## STATED GOAL
Keep the pictures out of the copy and print all the entries below exactly.

## TASK MATERIAL

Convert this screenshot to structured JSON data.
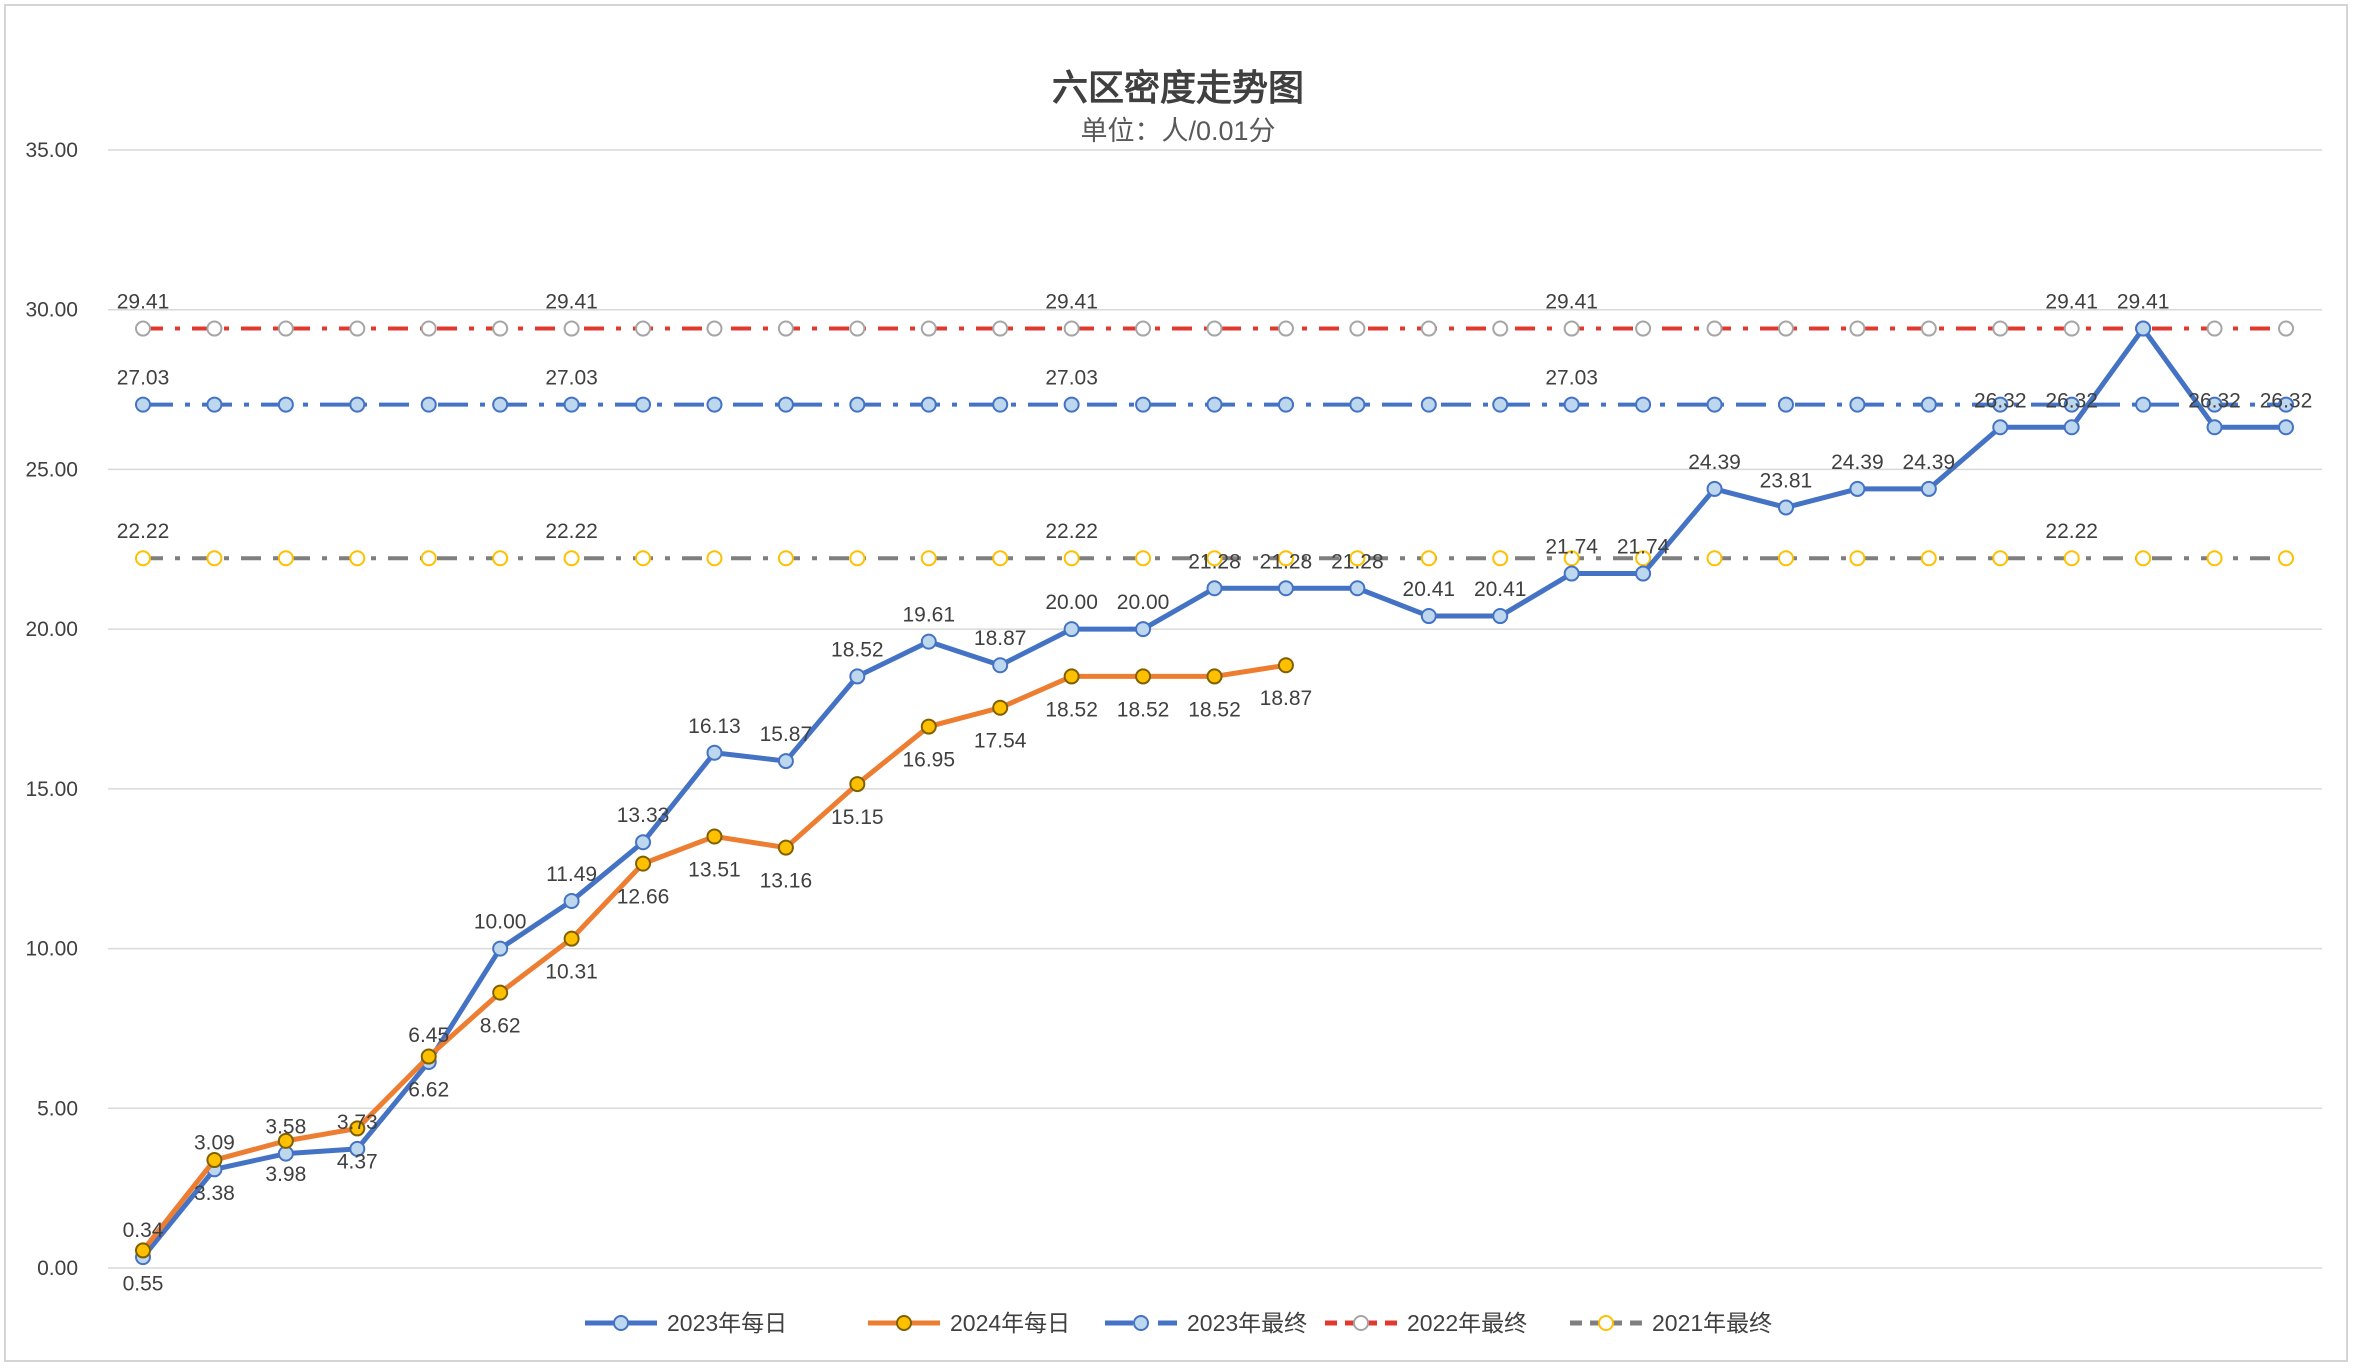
{
  "chart_data": {
    "type": "line",
    "title": "六区密度走势图",
    "subtitle": "单位：人/0.01分",
    "ylim": [
      0,
      35
    ],
    "yticks": [
      "0.00",
      "5.00",
      "10.00",
      "15.00",
      "20.00",
      "25.00",
      "30.00",
      "35.00"
    ],
    "grid": true,
    "legend_position": "bottom",
    "point_count": 31,
    "colors": {
      "s2023": "#4472C4",
      "s2024": "#ED7D31",
      "s2024_marker": "#FFC000",
      "final2022": "#E0392F",
      "final2021": "#7F7F7F",
      "marker_2023": "#BDD7EE",
      "marker_2021": "#FFC000",
      "marker_2022": "#A6A6A6",
      "grid": "#D9D9D9"
    },
    "series": [
      {
        "name": "2023年每日",
        "key": "s2023",
        "values": [
          0.34,
          3.09,
          3.58,
          3.73,
          6.45,
          10.0,
          11.49,
          13.33,
          16.13,
          15.87,
          18.52,
          19.61,
          18.87,
          20.0,
          20.0,
          21.28,
          21.28,
          21.28,
          20.41,
          20.41,
          21.74,
          21.74,
          24.39,
          23.81,
          24.39,
          24.39,
          26.32,
          26.32,
          29.41,
          26.32,
          26.32
        ],
        "labels": [
          "0.34",
          "3.09",
          "3.58",
          "3.73",
          "6.45",
          "10.00",
          "11.49",
          "13.33",
          "16.13",
          "15.87",
          "18.52",
          "19.61",
          "18.87",
          "20.00",
          "20.00",
          "21.28",
          "21.28",
          "21.28",
          "20.41",
          "20.41",
          "21.74",
          "21.74",
          "24.39",
          "23.81",
          "24.39",
          "24.39",
          "26.32",
          "26.32",
          "29.41",
          "26.32",
          "26.32"
        ]
      },
      {
        "name": "2024年每日",
        "key": "s2024",
        "values": [
          0.55,
          3.38,
          3.98,
          4.37,
          6.62,
          8.62,
          10.31,
          12.66,
          13.51,
          13.16,
          15.15,
          16.95,
          17.54,
          18.52,
          18.52,
          18.52,
          18.87
        ],
        "labels": [
          "0.55",
          "3.38",
          "3.98",
          "4.37",
          "6.62",
          "8.62",
          "10.31",
          "12.66",
          "13.51",
          "13.16",
          "15.15",
          "16.95",
          "17.54",
          "18.52",
          "18.52",
          "18.52",
          "18.87"
        ]
      },
      {
        "name": "2023年最终",
        "key": "final2023",
        "value": 27.03,
        "label": "27.03",
        "labeled_points": [
          0,
          6,
          13,
          20
        ]
      },
      {
        "name": "2022年最终",
        "key": "final2022",
        "value": 29.41,
        "label": "29.41",
        "labeled_points": [
          0,
          6,
          13,
          20,
          27
        ]
      },
      {
        "name": "2021年最终",
        "key": "final2021",
        "value": 22.22,
        "label": "22.22",
        "labeled_points": [
          0,
          6,
          13,
          27
        ]
      }
    ]
  }
}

## TASK ANSWER
Convert this screenshot to structured JSON data.
{
  "chart_data": {
    "type": "line",
    "title": "六区密度走势图",
    "subtitle": "单位：人/0.01分",
    "ylim": [
      0,
      35
    ],
    "yticks": [
      "0.00",
      "5.00",
      "10.00",
      "15.00",
      "20.00",
      "25.00",
      "30.00",
      "35.00"
    ],
    "grid": true,
    "legend_position": "bottom",
    "point_count": 31,
    "colors": {
      "s2023": "#4472C4",
      "s2024": "#ED7D31",
      "s2024_marker": "#FFC000",
      "final2022": "#E0392F",
      "final2021": "#7F7F7F",
      "marker_2023": "#BDD7EE",
      "marker_2021": "#FFC000",
      "marker_2022": "#A6A6A6",
      "grid": "#D9D9D9"
    },
    "series": [
      {
        "name": "2023年每日",
        "key": "s2023",
        "values": [
          0.34,
          3.09,
          3.58,
          3.73,
          6.45,
          10.0,
          11.49,
          13.33,
          16.13,
          15.87,
          18.52,
          19.61,
          18.87,
          20.0,
          20.0,
          21.28,
          21.28,
          21.28,
          20.41,
          20.41,
          21.74,
          21.74,
          24.39,
          23.81,
          24.39,
          24.39,
          26.32,
          26.32,
          29.41,
          26.32,
          26.32
        ],
        "labels": [
          "0.34",
          "3.09",
          "3.58",
          "3.73",
          "6.45",
          "10.00",
          "11.49",
          "13.33",
          "16.13",
          "15.87",
          "18.52",
          "19.61",
          "18.87",
          "20.00",
          "20.00",
          "21.28",
          "21.28",
          "21.28",
          "20.41",
          "20.41",
          "21.74",
          "21.74",
          "24.39",
          "23.81",
          "24.39",
          "24.39",
          "26.32",
          "26.32",
          "29.41",
          "26.32",
          "26.32"
        ]
      },
      {
        "name": "2024年每日",
        "key": "s2024",
        "values": [
          0.55,
          3.38,
          3.98,
          4.37,
          6.62,
          8.62,
          10.31,
          12.66,
          13.51,
          13.16,
          15.15,
          16.95,
          17.54,
          18.52,
          18.52,
          18.52,
          18.87
        ],
        "labels": [
          "0.55",
          "3.38",
          "3.98",
          "4.37",
          "6.62",
          "8.62",
          "10.31",
          "12.66",
          "13.51",
          "13.16",
          "15.15",
          "16.95",
          "17.54",
          "18.52",
          "18.52",
          "18.52",
          "18.87"
        ]
      },
      {
        "name": "2023年最终",
        "key": "final2023",
        "value": 27.03,
        "label": "27.03",
        "labeled_points": [
          0,
          6,
          13,
          20
        ]
      },
      {
        "name": "2022年最终",
        "key": "final2022",
        "value": 29.41,
        "label": "29.41",
        "labeled_points": [
          0,
          6,
          13,
          20,
          27
        ]
      },
      {
        "name": "2021年最终",
        "key": "final2021",
        "value": 22.22,
        "label": "22.22",
        "labeled_points": [
          0,
          6,
          13,
          27
        ]
      }
    ]
  }
}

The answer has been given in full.